PROBLEM TO SOLVE — Copy out the entries below precisely; nothing is to be omitted.
◇ ◇ ◇ ◇ ◇
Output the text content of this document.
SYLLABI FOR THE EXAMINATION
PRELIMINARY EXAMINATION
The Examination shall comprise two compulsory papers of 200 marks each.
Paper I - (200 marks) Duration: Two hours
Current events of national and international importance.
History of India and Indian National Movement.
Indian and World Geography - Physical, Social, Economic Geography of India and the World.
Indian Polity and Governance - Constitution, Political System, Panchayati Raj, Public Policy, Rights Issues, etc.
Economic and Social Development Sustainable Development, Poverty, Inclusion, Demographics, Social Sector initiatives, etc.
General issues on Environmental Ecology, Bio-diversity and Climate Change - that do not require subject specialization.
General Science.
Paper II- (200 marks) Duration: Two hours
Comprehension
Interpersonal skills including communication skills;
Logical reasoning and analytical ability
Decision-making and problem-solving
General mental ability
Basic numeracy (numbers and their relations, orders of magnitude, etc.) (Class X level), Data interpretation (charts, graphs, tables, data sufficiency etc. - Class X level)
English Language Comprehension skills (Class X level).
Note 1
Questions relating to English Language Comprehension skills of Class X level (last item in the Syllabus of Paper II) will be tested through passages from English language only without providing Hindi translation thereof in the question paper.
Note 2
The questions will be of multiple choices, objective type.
◇ ◇ ◇ ◇ ◇
WORKED ANSWER —
Output the text content of this document.
SYLLABI FOR THE EXAMINATION
PRELIMINARY EXAMINATION
The Examination shall comprise two compulsory papers of 200 marks each.
Paper I - (200 marks) Duration: Two hours
Current events of national and international importance.
History of India and Indian National Movement.
Indian and World Geography - Physical, Social, Economic Geography of India and the World.
Indian Polity and Governance - Constitution, Political System, Panchayati Raj, Public Policy, Rights Issues, etc.
Economic and Social Development Sustainable Development, Poverty, Inclusion, Demographics, Social Sector initiatives, etc.
General issues on Environmental Ecology, Bio-diversity and Climate Change - that do not require subject specialization.
General Science.
Paper II- (200 marks) Duration: Two hours
Comprehension
Interpersonal skills including communication skills;
Logical reasoning and analytical ability
Decision-making and problem-solving
General mental ability
Basic numeracy (numbers and their relations, orders of magnitude, etc.) (Class X level), Data interpretation (charts, graphs, tables, data sufficiency etc. - Class X level)
English Language Comprehension skills (Class X level).
Note 1
Questions relating to English Language Comprehension skills of Class X level (last item in the Syllabus of Paper II) will be tested through passages from English language only without providing Hindi translation thereof in the question paper.
Note 2
The questions will be of multiple choices, objective type.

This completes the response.